▸ **What the task asks**
Look for "Decode this chart: output" in the listing below, then copy exactly the line it appears in and all lines after it to the end, and nothing more.

▸ **Task material**
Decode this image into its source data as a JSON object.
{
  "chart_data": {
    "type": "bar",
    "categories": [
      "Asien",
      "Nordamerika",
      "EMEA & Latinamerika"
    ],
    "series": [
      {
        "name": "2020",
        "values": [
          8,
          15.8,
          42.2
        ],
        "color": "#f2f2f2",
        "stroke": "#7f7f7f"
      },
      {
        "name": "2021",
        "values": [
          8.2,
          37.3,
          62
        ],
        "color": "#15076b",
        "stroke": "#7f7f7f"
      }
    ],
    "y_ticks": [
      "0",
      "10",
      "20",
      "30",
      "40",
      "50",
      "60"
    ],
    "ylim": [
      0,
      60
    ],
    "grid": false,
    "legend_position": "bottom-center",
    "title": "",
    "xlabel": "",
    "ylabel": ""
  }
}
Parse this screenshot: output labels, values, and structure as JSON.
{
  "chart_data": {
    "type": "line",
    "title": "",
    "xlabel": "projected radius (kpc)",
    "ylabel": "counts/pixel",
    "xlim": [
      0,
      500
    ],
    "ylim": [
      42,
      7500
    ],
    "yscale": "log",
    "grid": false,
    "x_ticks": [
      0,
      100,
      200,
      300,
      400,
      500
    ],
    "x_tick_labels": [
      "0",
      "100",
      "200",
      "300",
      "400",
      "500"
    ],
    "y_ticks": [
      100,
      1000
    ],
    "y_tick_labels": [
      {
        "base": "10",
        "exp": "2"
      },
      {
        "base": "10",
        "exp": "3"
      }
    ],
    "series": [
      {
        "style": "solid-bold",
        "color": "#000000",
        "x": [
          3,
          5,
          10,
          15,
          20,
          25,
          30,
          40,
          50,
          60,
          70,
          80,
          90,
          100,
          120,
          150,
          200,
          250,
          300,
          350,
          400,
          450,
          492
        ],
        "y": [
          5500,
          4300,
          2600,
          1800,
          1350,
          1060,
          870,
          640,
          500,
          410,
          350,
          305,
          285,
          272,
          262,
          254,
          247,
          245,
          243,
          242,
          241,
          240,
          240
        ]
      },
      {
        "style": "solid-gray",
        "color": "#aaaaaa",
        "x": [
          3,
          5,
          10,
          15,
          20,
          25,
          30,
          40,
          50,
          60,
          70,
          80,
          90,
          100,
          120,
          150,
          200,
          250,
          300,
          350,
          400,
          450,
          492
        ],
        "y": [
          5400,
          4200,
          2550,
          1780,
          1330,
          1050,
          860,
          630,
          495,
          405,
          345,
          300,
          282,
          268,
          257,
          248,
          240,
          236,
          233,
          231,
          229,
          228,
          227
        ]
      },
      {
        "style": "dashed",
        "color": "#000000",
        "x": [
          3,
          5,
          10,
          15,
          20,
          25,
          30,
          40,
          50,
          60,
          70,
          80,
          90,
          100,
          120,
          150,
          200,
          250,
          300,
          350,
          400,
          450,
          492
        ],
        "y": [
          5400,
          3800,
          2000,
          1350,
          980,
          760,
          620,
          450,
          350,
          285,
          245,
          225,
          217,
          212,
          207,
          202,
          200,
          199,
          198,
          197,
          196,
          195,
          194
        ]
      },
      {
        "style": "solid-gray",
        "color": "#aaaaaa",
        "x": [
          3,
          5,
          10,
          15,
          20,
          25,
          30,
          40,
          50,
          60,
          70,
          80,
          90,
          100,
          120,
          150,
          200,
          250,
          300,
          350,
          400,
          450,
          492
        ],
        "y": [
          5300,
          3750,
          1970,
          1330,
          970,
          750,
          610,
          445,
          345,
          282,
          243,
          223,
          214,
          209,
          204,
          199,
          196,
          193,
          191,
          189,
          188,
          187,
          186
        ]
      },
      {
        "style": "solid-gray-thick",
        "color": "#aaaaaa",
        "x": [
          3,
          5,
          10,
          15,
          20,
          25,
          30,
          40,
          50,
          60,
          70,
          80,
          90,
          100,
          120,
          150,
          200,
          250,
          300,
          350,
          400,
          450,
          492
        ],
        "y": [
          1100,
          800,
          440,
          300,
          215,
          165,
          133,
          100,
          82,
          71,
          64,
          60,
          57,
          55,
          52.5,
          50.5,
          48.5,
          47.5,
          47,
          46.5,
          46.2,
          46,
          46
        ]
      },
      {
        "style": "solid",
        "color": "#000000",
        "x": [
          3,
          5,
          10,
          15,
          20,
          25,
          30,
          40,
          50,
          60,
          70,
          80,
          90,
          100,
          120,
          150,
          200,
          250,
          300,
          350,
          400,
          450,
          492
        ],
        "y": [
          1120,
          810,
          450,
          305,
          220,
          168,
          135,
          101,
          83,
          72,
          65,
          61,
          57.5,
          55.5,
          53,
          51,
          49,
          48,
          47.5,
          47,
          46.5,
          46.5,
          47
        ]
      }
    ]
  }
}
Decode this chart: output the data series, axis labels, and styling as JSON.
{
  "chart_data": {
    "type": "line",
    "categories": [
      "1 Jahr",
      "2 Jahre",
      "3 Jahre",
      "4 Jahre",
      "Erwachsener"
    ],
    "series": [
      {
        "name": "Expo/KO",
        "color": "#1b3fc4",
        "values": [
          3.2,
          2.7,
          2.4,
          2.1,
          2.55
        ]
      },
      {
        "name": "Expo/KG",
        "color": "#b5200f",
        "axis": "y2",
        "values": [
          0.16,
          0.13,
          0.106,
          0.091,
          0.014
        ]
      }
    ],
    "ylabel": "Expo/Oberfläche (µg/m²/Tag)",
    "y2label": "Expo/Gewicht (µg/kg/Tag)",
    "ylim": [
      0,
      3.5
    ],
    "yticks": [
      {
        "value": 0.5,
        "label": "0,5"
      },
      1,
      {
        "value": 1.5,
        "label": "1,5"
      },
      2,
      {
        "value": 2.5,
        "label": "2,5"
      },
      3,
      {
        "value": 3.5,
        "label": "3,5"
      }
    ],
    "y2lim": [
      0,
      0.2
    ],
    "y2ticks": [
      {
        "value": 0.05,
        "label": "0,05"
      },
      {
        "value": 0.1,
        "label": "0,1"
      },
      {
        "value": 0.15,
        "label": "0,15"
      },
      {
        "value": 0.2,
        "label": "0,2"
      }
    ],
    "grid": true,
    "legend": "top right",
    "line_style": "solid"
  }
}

▸ **Answer to the problem**
Decode this chart: output the data series, axis labels, and styling as JSON.
{
  "chart_data": {
    "type": "line",
    "categories": [
      "1 Jahr",
      "2 Jahre",
      "3 Jahre",
      "4 Jahre",
      "Erwachsener"
    ],
    "series": [
      {
        "name": "Expo/KO",
        "color": "#1b3fc4",
        "values": [
          3.2,
          2.7,
          2.4,
          2.1,
          2.55
        ]
      },
      {
        "name": "Expo/KG",
        "color": "#b5200f",
        "axis": "y2",
        "values": [
          0.16,
          0.13,
          0.106,
          0.091,
          0.014
        ]
      }
    ],
    "ylabel": "Expo/Oberfläche (µg/m²/Tag)",
    "y2label": "Expo/Gewicht (µg/kg/Tag)",
    "ylim": [
      0,
      3.5
    ],
    "yticks": [
      {
        "value": 0.5,
        "label": "0,5"
      },
      1,
      {
        "value": 1.5,
        "label": "1,5"
      },
      2,
      {
        "value": 2.5,
        "label": "2,5"
      },
      3,
      {
        "value": 3.5,
        "label": "3,5"
      }
    ],
    "y2lim": [
      0,
      0.2
    ],
    "y2ticks": [
      {
        "value": 0.05,
        "label": "0,05"
      },
      {
        "value": 0.1,
        "label": "0,1"
      },
      {
        "value": 0.15,
        "label": "0,15"
      },
      {
        "value": 0.2,
        "label": "0,2"
      }
    ],
    "grid": true,
    "legend": "top right",
    "line_style": "solid"
  }
}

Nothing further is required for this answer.